» **TASK REQUIREMENTS**: Copy out the material word for word, everything from its first line down to and including the line that contains "group-label: Рисование <box>780".

» **EXERCISE DATA**:
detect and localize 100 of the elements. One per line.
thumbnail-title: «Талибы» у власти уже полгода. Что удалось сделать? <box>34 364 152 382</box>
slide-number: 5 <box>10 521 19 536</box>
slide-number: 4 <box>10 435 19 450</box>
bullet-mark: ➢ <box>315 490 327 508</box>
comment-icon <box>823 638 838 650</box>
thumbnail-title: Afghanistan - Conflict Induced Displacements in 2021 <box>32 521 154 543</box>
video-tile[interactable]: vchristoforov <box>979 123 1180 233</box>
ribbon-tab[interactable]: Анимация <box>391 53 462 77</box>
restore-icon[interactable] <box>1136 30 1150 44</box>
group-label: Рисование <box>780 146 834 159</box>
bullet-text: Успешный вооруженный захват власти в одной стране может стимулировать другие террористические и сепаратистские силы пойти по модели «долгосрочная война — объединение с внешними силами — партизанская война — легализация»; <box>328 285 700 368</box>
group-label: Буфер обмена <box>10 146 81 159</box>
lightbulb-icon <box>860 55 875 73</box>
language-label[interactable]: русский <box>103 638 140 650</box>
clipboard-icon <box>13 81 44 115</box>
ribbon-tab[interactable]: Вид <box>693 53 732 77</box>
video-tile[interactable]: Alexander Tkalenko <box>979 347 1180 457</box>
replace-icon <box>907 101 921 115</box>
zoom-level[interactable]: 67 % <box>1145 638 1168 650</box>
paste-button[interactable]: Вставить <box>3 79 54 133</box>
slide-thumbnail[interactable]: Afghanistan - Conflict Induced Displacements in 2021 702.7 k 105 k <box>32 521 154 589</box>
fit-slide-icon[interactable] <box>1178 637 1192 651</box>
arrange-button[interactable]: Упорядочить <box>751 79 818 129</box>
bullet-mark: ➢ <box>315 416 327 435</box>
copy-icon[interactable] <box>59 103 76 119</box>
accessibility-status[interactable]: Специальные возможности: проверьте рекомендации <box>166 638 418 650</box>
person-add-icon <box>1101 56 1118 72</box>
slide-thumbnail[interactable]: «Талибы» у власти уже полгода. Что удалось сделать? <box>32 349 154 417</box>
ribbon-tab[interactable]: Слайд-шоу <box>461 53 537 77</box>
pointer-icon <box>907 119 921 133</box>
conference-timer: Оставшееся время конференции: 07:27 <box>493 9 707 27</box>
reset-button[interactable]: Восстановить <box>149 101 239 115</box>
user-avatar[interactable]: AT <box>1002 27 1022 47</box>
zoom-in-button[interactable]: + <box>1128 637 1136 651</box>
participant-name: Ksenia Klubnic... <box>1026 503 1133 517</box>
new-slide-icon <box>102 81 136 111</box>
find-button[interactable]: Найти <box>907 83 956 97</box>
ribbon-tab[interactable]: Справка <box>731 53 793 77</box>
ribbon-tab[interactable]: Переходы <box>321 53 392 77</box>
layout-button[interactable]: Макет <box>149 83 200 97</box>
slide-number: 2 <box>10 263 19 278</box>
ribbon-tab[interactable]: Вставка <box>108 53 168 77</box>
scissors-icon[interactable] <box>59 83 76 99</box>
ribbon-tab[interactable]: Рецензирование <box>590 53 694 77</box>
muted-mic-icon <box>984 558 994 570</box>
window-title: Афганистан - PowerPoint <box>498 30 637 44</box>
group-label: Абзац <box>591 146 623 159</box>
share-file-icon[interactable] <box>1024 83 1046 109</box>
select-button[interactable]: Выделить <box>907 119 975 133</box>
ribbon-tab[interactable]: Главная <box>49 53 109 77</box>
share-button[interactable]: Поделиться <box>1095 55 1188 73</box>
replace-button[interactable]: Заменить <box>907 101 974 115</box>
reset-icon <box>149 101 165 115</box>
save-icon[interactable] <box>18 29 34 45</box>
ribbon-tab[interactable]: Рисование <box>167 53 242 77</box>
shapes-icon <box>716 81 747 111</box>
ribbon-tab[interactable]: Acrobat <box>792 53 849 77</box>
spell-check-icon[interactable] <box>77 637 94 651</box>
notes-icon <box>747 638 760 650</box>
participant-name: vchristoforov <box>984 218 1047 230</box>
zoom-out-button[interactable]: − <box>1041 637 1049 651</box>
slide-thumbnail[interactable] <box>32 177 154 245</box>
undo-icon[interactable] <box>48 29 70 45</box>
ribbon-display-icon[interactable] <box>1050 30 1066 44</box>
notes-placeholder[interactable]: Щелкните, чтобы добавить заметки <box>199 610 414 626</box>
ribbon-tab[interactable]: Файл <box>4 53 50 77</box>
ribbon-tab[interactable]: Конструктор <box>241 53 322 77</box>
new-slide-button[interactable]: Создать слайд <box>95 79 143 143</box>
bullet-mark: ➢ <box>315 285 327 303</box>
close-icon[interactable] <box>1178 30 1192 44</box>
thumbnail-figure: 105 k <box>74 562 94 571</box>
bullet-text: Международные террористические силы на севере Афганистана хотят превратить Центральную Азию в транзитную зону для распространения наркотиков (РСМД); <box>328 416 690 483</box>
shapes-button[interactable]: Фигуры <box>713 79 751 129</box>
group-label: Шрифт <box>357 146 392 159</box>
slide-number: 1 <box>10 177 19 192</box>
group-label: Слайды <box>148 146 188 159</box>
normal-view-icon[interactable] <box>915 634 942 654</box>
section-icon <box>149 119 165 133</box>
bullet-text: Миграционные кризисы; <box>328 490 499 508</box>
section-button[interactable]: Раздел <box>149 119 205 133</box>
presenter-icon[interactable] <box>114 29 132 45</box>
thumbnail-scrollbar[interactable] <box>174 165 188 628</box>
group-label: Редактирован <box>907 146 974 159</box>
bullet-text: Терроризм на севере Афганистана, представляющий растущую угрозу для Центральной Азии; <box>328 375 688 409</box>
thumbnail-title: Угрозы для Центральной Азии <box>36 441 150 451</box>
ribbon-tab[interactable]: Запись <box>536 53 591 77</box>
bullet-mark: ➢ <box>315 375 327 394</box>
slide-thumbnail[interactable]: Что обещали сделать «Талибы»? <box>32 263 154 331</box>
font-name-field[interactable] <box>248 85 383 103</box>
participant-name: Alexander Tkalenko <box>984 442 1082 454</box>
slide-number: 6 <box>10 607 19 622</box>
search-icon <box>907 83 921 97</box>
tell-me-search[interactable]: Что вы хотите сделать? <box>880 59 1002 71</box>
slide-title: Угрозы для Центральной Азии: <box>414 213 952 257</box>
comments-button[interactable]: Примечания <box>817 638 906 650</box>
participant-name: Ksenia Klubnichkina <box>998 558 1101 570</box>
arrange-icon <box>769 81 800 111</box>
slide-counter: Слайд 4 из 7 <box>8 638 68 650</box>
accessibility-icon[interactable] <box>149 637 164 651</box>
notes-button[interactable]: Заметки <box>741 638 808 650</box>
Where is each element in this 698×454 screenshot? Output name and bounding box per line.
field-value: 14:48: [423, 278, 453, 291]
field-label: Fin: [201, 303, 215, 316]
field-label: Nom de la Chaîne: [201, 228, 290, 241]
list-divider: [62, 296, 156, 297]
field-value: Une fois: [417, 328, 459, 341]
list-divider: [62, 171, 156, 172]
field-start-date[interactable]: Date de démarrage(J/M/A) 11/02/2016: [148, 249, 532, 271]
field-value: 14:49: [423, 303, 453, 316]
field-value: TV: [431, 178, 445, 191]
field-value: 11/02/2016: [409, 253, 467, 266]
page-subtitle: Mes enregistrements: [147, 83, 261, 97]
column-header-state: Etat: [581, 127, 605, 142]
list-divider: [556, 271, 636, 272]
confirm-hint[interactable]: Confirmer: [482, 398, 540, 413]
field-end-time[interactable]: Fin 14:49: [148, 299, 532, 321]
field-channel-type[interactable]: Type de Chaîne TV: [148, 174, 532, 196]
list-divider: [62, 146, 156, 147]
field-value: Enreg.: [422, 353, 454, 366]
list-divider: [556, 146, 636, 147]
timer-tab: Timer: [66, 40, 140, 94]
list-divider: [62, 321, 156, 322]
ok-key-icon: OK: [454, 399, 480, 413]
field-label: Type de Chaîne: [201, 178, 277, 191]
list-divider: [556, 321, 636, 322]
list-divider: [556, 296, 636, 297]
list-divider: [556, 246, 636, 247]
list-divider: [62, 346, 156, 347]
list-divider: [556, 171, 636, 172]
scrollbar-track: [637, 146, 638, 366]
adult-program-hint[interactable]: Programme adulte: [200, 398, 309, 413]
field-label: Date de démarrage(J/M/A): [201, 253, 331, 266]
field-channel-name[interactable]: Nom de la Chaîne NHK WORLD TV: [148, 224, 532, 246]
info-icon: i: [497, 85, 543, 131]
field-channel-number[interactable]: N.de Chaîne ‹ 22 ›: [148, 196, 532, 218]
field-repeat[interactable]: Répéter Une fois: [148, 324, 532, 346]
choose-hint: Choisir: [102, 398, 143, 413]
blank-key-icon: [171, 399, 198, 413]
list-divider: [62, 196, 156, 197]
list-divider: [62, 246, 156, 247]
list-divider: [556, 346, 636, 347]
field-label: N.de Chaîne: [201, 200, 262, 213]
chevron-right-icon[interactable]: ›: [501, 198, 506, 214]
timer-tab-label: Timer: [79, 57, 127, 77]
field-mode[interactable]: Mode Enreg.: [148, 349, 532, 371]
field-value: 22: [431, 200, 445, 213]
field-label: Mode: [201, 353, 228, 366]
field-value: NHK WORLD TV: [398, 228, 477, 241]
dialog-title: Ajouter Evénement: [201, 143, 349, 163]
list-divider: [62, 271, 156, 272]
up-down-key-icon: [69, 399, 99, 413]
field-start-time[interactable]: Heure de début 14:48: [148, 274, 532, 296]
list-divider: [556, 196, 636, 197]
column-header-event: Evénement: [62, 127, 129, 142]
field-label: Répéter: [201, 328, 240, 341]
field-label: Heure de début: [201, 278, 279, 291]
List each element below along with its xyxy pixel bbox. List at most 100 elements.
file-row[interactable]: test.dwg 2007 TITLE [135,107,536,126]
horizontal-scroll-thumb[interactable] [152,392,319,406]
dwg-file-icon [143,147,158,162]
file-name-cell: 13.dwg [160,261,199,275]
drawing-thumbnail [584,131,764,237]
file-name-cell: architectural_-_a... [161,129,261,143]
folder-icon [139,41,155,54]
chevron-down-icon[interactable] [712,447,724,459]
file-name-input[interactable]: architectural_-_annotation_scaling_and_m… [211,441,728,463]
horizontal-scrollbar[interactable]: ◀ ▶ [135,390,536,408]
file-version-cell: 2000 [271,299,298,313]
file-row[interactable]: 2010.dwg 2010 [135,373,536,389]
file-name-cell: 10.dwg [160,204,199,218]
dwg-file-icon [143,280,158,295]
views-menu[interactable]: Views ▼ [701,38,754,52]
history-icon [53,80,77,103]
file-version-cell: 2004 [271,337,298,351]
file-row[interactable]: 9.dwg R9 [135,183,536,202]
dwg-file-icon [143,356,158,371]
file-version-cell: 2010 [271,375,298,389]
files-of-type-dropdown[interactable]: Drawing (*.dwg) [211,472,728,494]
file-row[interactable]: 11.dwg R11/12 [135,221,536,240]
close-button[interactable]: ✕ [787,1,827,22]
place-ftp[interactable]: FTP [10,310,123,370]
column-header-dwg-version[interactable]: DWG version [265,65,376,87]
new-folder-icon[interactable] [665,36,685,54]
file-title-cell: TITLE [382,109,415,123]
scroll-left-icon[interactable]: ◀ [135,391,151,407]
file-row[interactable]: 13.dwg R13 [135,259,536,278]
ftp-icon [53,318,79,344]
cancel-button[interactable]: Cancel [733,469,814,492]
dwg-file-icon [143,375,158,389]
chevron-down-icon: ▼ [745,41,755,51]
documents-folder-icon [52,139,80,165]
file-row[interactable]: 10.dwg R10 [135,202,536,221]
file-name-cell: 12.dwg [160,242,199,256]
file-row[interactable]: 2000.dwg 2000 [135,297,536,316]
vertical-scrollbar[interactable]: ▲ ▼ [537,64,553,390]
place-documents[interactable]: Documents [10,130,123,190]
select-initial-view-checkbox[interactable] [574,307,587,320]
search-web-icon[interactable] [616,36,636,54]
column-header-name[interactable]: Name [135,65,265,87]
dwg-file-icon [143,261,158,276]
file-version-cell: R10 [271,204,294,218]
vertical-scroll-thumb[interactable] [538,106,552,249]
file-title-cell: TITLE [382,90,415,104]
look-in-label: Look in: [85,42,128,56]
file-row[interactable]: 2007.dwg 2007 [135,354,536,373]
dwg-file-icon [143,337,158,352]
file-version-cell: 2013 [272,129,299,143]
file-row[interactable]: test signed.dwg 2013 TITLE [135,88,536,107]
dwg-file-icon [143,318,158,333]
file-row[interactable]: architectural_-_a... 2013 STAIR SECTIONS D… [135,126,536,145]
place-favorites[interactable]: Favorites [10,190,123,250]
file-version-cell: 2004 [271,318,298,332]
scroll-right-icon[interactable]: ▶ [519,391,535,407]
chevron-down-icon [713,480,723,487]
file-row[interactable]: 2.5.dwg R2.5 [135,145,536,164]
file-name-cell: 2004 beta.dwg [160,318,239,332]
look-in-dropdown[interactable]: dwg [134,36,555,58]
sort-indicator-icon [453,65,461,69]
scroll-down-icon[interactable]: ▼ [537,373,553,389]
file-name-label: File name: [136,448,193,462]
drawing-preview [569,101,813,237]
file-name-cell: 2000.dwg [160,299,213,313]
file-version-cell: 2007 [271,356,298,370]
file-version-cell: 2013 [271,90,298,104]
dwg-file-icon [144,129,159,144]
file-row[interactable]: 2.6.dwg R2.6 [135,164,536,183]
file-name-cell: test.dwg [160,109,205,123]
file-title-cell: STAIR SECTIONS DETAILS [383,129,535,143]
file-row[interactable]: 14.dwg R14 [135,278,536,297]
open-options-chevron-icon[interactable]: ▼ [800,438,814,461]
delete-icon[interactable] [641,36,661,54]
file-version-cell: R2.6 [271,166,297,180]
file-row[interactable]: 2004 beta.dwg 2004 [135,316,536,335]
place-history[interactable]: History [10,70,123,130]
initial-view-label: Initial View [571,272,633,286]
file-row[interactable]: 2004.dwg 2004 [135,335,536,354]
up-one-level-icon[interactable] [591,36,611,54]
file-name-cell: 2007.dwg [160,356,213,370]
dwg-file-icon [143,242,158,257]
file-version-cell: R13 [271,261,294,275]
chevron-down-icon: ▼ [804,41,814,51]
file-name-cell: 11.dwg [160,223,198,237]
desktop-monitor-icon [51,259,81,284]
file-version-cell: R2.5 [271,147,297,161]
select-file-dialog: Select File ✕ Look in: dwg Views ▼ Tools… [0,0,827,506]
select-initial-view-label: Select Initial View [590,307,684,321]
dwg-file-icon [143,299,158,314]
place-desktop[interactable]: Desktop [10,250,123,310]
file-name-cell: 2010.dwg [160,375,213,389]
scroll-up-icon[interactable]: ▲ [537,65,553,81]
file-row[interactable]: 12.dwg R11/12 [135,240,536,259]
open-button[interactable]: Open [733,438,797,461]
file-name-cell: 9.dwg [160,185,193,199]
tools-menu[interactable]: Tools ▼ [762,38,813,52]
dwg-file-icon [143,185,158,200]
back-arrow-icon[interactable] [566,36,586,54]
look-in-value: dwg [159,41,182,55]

» **WRITTEN RESPONSE**:
detect and localize 100 of the elements. One per line.
thumbnail-title: «Талибы» у власти уже полгода. Что удалось сделать? <box>34 364 152 382</box>
slide-number: 5 <box>10 521 19 536</box>
slide-number: 4 <box>10 435 19 450</box>
bullet-mark: ➢ <box>315 490 327 508</box>
comment-icon <box>823 638 838 650</box>
thumbnail-title: Afghanistan - Conflict Induced Displacements in 2021 <box>32 521 154 543</box>
video-tile[interactable]: vchristoforov <box>979 123 1180 233</box>
ribbon-tab[interactable]: Анимация <box>391 53 462 77</box>
restore-icon[interactable] <box>1136 30 1150 44</box>
group-label: Рисование <box>780 146 834 159</box>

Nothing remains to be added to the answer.